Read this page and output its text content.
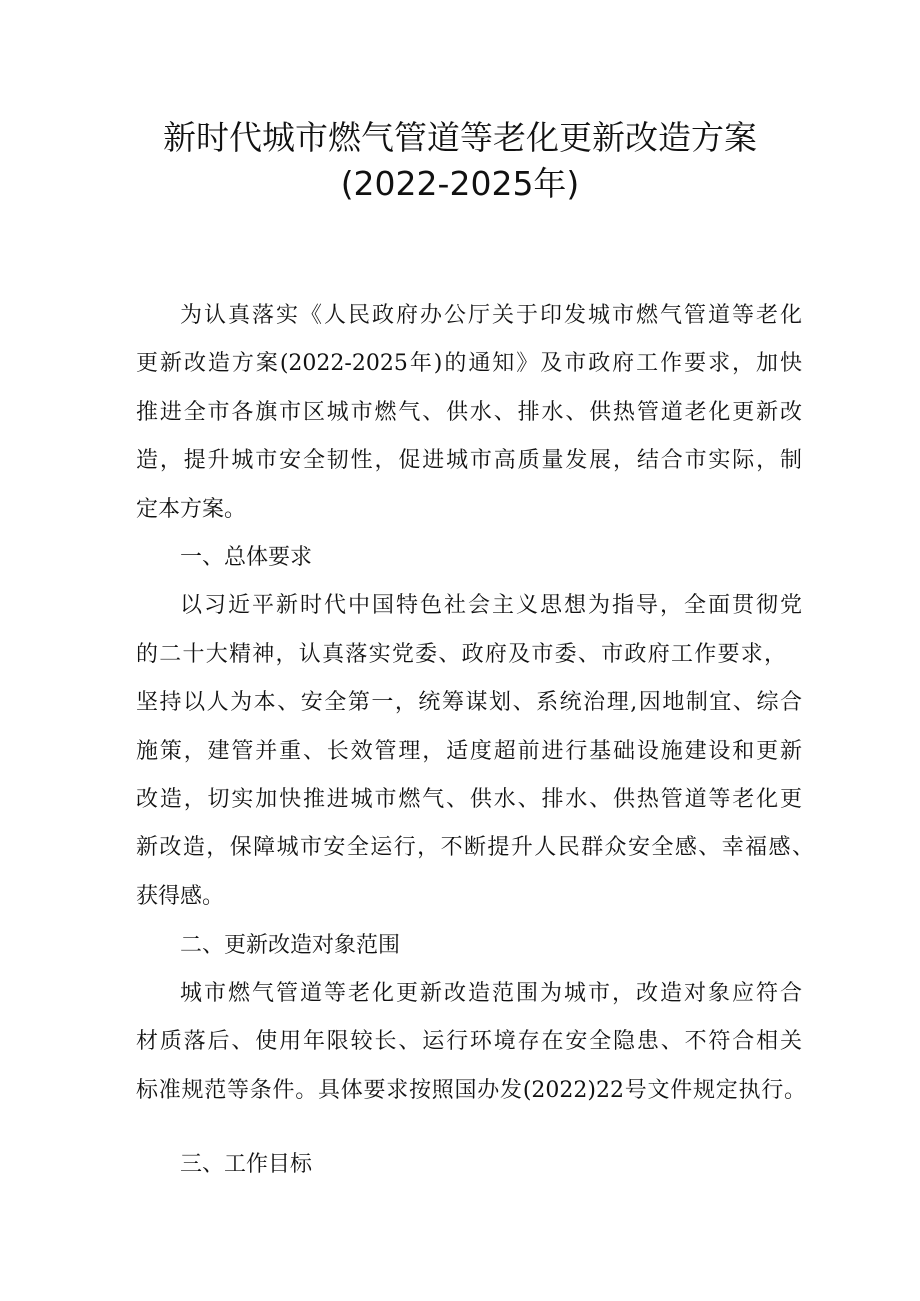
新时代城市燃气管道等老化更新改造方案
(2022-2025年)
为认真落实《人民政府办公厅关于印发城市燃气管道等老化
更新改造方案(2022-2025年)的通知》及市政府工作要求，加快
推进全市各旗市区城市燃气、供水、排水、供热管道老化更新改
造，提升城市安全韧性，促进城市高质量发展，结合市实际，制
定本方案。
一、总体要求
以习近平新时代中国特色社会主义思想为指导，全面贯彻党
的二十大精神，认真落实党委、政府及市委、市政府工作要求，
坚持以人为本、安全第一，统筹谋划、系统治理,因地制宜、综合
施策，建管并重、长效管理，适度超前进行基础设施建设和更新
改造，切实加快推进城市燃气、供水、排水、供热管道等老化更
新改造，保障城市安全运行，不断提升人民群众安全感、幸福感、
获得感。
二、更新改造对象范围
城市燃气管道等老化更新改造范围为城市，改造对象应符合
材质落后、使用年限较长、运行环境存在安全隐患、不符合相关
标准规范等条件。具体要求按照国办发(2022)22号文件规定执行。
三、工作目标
*-*-*
- Job -
Output every entry exactly as given; pictures are not part of the copy.

- Exercise answer -
Read this page and output its text content.
新时代城市燃气管道等老化更新改造方案
(2022-2025年)
为认真落实《人民政府办公厅关于印发城市燃气管道等老化
更新改造方案(2022-2025年)的通知》及市政府工作要求，加快
推进全市各旗市区城市燃气、供水、排水、供热管道老化更新改
造，提升城市安全韧性，促进城市高质量发展，结合市实际，制
定本方案。
一、总体要求
以习近平新时代中国特色社会主义思想为指导，全面贯彻党
的二十大精神，认真落实党委、政府及市委、市政府工作要求，
坚持以人为本、安全第一，统筹谋划、系统治理,因地制宜、综合
施策，建管并重、长效管理，适度超前进行基础设施建设和更新
改造，切实加快推进城市燃气、供水、排水、供热管道等老化更
新改造，保障城市安全运行，不断提升人民群众安全感、幸福感、
获得感。
二、更新改造对象范围
城市燃气管道等老化更新改造范围为城市，改造对象应符合
材质落后、使用年限较长、运行环境存在安全隐患、不符合相关
标准规范等条件。具体要求按照国办发(2022)22号文件规定执行。
三、工作目标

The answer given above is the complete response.